What you are asked to do:
Please find all lines in the data that hold the string "JSON" and copy them.

>> BEGIN Records for this task

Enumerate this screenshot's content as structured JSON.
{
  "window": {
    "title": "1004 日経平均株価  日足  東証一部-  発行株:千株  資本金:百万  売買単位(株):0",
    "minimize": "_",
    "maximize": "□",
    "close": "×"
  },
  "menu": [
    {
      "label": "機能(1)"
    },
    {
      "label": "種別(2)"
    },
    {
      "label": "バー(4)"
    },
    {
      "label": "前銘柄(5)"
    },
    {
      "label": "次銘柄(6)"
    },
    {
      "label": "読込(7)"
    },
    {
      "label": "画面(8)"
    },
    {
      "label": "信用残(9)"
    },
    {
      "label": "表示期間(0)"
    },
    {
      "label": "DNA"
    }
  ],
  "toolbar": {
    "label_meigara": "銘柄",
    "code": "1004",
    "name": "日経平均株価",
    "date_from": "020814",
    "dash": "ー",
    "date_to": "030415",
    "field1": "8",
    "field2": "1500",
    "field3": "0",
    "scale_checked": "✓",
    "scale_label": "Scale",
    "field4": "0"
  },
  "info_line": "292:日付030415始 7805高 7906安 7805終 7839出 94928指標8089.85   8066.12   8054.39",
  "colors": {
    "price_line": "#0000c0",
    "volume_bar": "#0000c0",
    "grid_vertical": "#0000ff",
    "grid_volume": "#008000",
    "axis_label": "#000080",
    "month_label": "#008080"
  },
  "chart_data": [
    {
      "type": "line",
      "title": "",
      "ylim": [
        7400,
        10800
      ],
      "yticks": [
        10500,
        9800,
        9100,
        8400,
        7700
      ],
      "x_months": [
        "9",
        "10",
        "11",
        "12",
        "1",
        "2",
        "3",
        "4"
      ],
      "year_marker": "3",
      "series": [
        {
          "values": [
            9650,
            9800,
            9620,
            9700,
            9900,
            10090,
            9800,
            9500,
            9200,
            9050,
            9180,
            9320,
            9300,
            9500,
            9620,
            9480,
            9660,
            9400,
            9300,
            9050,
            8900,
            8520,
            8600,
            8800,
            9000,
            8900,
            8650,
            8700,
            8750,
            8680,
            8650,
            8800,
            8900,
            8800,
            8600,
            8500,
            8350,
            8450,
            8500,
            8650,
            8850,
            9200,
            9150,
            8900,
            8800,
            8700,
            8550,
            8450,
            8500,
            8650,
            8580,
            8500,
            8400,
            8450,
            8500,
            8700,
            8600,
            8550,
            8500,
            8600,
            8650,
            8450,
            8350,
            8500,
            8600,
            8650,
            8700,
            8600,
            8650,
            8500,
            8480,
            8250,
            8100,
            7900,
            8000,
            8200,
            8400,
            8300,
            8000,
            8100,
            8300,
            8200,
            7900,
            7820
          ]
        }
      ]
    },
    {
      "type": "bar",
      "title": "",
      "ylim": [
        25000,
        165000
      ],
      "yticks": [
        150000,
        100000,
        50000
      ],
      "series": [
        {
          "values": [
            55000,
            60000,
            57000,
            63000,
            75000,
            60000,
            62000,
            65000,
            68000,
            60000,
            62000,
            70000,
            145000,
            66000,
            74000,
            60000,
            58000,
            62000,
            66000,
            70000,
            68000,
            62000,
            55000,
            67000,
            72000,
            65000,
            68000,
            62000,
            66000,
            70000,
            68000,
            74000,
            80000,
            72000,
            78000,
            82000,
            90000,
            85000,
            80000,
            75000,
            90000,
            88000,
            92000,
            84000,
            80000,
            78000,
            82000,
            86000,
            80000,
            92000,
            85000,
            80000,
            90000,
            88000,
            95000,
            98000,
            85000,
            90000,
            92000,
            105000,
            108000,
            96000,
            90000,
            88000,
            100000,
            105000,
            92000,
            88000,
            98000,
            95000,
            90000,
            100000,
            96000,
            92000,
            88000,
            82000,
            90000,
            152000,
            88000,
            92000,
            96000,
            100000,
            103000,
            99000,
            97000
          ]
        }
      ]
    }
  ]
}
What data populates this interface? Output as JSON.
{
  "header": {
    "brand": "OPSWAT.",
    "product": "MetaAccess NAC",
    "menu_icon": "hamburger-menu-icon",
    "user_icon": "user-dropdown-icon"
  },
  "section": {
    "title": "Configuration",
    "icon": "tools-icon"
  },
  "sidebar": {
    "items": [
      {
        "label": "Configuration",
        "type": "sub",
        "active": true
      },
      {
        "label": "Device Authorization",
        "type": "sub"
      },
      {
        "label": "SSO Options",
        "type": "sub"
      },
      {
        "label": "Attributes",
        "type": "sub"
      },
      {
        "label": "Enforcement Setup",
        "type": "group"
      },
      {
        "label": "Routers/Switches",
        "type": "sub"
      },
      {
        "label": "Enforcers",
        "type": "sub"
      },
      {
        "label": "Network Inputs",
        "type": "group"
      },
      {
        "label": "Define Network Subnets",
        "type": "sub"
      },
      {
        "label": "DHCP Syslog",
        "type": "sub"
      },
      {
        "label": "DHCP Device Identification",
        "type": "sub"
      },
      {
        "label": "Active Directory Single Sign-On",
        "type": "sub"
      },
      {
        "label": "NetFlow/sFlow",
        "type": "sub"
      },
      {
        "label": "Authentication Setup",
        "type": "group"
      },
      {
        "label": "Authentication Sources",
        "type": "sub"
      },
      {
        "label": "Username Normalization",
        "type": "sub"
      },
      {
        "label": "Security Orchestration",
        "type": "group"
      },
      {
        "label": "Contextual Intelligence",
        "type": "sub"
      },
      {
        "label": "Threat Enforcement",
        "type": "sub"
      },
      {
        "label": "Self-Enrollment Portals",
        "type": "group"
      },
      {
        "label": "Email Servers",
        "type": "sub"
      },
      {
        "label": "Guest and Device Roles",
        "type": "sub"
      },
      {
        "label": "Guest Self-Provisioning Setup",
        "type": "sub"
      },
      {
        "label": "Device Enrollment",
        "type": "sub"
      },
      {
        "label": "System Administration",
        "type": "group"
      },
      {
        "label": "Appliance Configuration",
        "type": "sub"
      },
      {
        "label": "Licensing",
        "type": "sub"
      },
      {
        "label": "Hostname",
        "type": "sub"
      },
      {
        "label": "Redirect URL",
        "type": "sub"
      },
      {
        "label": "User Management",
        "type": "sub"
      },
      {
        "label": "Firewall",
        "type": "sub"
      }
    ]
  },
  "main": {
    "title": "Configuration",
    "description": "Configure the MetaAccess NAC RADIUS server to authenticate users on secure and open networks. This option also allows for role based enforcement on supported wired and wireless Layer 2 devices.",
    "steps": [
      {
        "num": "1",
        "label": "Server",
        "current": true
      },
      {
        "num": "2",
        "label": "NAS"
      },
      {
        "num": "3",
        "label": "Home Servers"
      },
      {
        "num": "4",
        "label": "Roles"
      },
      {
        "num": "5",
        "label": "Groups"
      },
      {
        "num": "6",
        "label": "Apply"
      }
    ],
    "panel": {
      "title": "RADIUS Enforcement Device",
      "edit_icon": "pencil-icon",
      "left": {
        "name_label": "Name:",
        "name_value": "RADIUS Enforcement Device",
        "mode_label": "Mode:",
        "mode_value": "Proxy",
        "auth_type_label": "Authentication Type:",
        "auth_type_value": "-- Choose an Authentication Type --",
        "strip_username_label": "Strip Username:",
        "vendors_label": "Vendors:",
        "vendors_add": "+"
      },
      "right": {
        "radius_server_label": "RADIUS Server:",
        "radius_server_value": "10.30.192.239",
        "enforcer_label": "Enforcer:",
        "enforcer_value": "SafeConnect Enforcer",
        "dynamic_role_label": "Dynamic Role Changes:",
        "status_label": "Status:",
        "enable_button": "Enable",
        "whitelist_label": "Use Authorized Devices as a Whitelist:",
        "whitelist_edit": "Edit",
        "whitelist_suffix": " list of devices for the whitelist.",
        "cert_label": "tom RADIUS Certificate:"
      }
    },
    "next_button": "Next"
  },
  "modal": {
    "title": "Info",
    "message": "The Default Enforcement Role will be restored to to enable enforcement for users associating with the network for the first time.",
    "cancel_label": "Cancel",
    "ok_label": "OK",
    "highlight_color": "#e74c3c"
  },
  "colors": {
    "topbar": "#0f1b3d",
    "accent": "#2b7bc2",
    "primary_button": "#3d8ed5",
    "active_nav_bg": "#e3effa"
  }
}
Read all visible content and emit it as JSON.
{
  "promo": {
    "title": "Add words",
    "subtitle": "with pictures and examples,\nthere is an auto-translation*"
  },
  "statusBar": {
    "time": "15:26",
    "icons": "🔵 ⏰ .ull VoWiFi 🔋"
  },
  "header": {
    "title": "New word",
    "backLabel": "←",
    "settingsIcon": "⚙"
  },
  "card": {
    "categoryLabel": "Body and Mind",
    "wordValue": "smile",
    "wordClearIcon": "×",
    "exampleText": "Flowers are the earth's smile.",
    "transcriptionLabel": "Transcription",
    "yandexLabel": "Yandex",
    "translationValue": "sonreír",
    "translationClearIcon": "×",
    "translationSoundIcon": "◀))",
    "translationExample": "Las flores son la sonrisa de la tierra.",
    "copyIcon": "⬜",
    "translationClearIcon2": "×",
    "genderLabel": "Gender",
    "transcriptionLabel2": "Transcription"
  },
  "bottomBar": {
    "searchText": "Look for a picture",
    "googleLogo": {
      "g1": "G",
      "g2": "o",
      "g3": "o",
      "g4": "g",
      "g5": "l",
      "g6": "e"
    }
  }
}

>> END Records for this task

Exercise output:
Enumerate this screenshot's content as structured JSON.
What data populates this interface? Output as JSON.
Read all visible content and emit it as JSON.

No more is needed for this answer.